**DIRECTIONS FOR THIS TASK**
Take every line from the material that has the word "Albungen" in it.

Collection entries

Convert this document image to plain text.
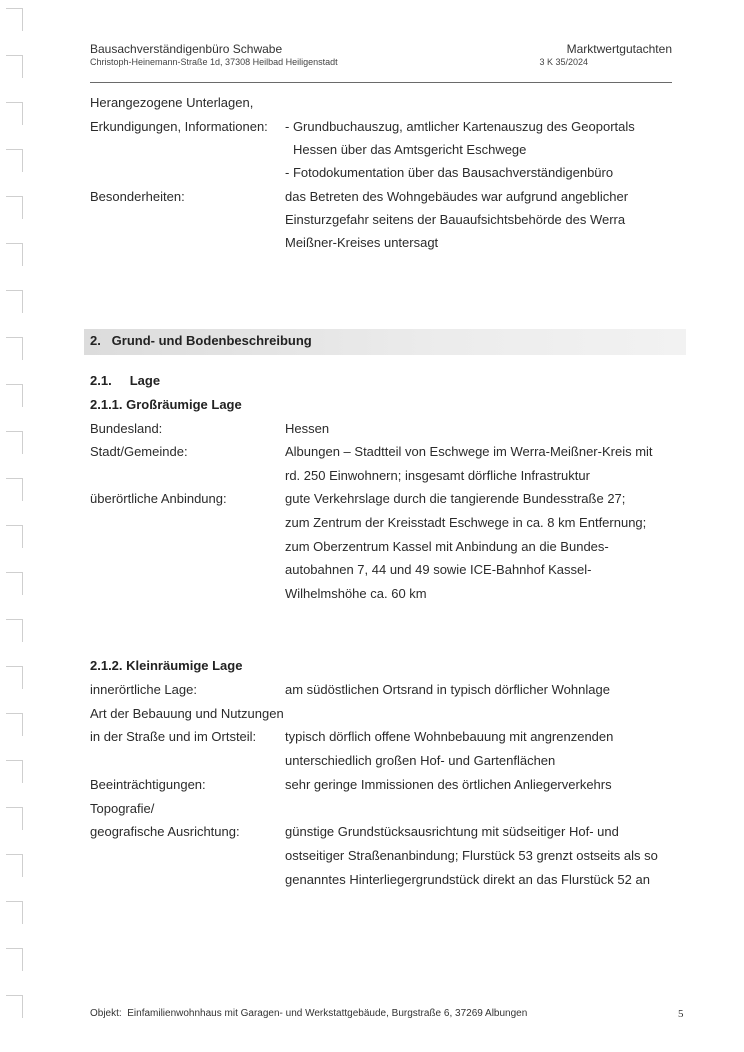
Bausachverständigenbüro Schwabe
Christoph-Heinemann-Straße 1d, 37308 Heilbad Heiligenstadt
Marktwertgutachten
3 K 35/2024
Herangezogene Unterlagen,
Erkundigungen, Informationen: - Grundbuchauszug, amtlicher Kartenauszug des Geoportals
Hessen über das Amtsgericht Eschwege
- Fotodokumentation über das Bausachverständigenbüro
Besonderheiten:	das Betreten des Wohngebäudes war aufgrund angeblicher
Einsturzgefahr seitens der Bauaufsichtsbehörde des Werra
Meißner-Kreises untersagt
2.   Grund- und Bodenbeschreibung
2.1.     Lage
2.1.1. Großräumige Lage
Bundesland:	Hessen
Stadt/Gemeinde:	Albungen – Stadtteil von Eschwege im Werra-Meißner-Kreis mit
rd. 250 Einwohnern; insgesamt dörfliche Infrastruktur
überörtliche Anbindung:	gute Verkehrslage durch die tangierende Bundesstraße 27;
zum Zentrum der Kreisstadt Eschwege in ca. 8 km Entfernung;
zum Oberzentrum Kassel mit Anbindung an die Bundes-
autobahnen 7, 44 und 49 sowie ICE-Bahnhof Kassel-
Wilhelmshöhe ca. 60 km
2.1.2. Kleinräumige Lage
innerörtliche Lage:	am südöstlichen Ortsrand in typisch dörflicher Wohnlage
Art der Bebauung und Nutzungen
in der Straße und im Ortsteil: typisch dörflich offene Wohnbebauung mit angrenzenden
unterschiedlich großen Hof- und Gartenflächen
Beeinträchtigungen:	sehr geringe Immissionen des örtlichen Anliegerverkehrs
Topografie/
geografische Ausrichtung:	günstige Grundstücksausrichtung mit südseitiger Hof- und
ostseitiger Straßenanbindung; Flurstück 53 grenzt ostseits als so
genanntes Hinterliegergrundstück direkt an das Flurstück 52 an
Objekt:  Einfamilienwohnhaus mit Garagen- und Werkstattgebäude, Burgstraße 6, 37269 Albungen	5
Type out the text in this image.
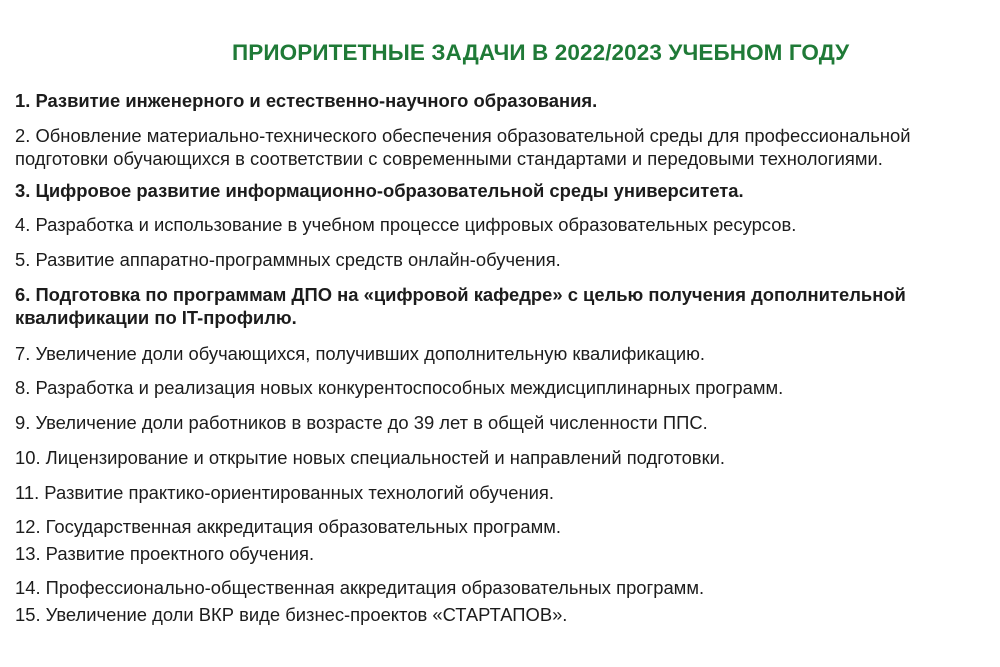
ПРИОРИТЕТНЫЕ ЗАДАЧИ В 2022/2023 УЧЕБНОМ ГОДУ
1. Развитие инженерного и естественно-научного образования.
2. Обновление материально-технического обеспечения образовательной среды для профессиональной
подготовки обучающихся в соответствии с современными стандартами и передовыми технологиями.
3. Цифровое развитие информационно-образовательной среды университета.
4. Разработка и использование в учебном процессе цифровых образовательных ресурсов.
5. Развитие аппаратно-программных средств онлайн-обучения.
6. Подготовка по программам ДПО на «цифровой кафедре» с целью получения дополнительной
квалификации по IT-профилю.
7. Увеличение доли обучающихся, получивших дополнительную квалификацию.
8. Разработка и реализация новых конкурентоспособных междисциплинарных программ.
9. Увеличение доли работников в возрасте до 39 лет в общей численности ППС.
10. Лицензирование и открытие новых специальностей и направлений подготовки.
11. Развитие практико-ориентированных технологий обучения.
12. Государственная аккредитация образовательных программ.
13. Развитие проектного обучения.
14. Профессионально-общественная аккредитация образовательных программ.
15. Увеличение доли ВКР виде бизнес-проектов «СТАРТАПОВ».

**ANSWER TO THIS EXERCISE**
Stadt/Gemeinde:	Albungen – Stadtteil von Eschwege im Werra-Meißner-Kreis mit
Objekt:  Einfamilienwohnhaus mit Garagen- und Werkstattgebäude, Burgstraße 6, 37269 Albungen	5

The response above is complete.